··· Material provided ···

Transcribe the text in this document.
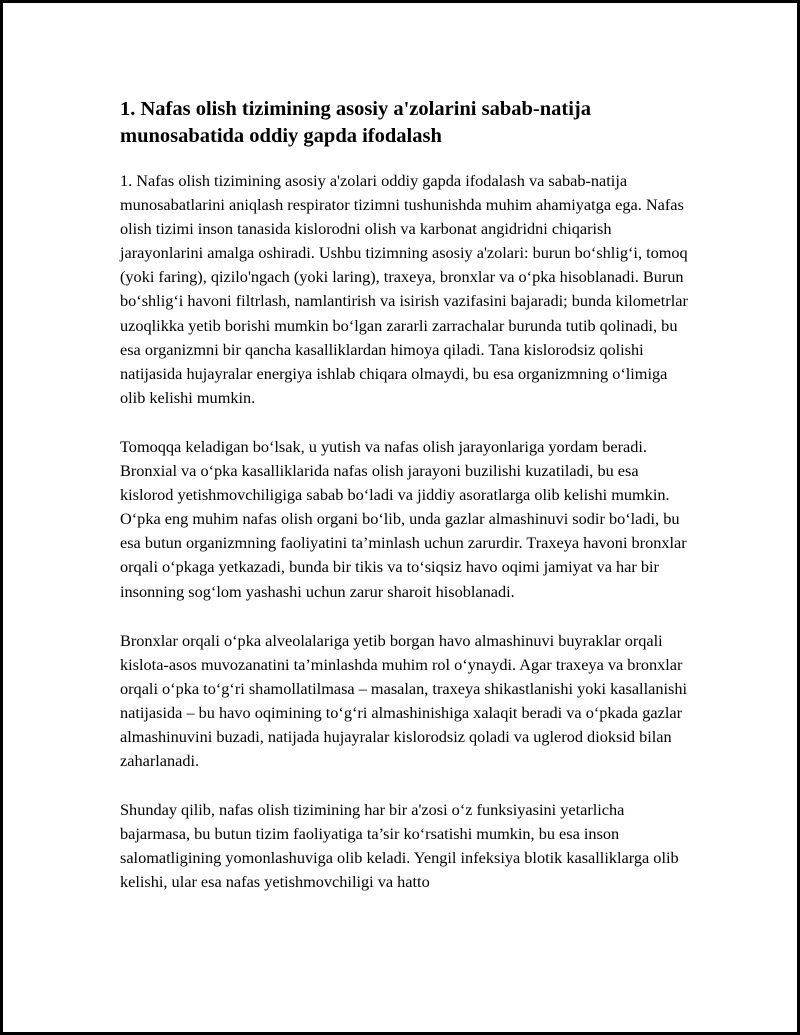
1. Nafas olish tizimining asosiy a'zolarini sabab-natija munosabatida oddiy gapda ifodalash

1. Nafas olish tizimining asosiy a'zolari oddiy gapda ifodalash va sabab-natija munosabatlarini aniqlash respirator tizimni tushunishda muhim ahamiyatga ega. Nafas olish tizimi inson tanasida kislorodni olish va karbonat angidridni chiqarish jarayonlarini amalga oshiradi. Ushbu tizimning asosiy a'zolari: burun bo‘shlig‘i, tomoq (yoki faring), qizilo'ngach (yoki laring), traxeya, bronxlar va o‘pka hisoblanadi. Burun bo‘shlig‘i havoni filtrlash, namlantirish va isirish vazifasini bajaradi; bunda kilometrlar uzoqlikka yetib borishi mumkin bo‘lgan zararli zarrachalar burunda tutib qolinadi, bu esa organizmni bir qancha kasalliklardan himoya qiladi. Tana kislorodsiz qolishi natijasida hujayralar energiya ishlab chiqara olmaydi, bu esa organizmning o‘limiga olib kelishi mumkin.

Tomoqqa keladigan bo‘lsak, u yutish va nafas olish jarayonlariga yordam beradi. Bronxial va o‘pka kasalliklarida nafas olish jarayoni buzilishi kuzatiladi, bu esa kislorod yetishmovchiligiga sabab bo‘ladi va jiddiy asoratlarga olib kelishi mumkin. O‘pka eng muhim nafas olish organi bo‘lib, unda gazlar almashinuvi sodir bo‘ladi, bu esa butun organizmning faoliyatini ta’minlash uchun zarurdir. Traxeya havoni bronxlar orqali o‘pkaga yetkazadi, bunda bir tikis va to‘siqsiz havo oqimi jamiyat va har bir insonning sog‘lom yashashi uchun zarur sharoit hisoblanadi.

Bronxlar orqali o‘pka alveolalariga yetib borgan havo almashinuvi buyraklar orqali kislota-asos muvozanatini ta’minlashda muhim rol o‘ynaydi. Agar traxeya va bronxlar orqali o‘pka to‘g‘ri shamollatilmasa – masalan, traxeya shikastlanishi yoki kasallanishi natijasida – bu havo oqimining to‘g‘ri almashinishiga xalaqit beradi va o‘pkada gazlar almashinuvini buzadi, natijada hujayralar kislorodsiz qoladi va uglerod dioksid bilan zaharlanadi.

Shunday qilib, nafas olish tizimining har bir a'zosi o‘z funksiyasini yetarlicha bajarmasa, bu butun tizim faoliyatiga ta’sir ko‘rsatishi mumkin, bu esa inson salomatligining yomonlashuviga olib keladi. Yengil infeksiya blotik kasalliklarga olib kelishi, ular esa nafas yetishmovchiligi va hatto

···

Go through the listing above and list every line that has the word "kislorodsiz".

**Response to this exercise:**
1. Nafas olish tizimining asosiy a'zolari oddiy gapda ifodalash va sabab-natija munosabatlarini aniqlash respirator tizimni tushunishda muhim ahamiyatga ega. Nafas olish tizimi inson tanasida kislorodni olish va karbonat angidridni chiqarish jarayonlarini amalga oshiradi. Ushbu tizimning asosiy a'zolari: burun bo‘shlig‘i, tomoq (yoki faring), qizilo'ngach (yoki laring), traxeya, bronxlar va o‘pka hisoblanadi. Burun bo‘shlig‘i havoni filtrlash, namlantirish va isirish vazifasini bajaradi; bunda kilometrlar uzoqlikka yetib borishi mumkin bo‘lgan zararli zarrachalar burunda tutib qolinadi, bu esa organizmni bir qancha kasalliklardan himoya qiladi. Tana kislorodsiz qolishi natijasida hujayralar energiya ishlab chiqara olmaydi, bu esa organizmning o‘limiga olib kelishi mumkin.
Bronxlar orqali o‘pka alveolalariga yetib borgan havo almashinuvi buyraklar orqali kislota-asos muvozanatini ta’minlashda muhim rol o‘ynaydi. Agar traxeya va bronxlar orqali o‘pka to‘g‘ri shamollatilmasa – masalan, traxeya shikastlanishi yoki kasallanishi natijasida – bu havo oqimining to‘g‘ri almashinishiga xalaqit beradi va o‘pkada gazlar almashinuvini buzadi, natijada hujayralar kislorodsiz qoladi va uglerod dioksid bilan zaharlanadi.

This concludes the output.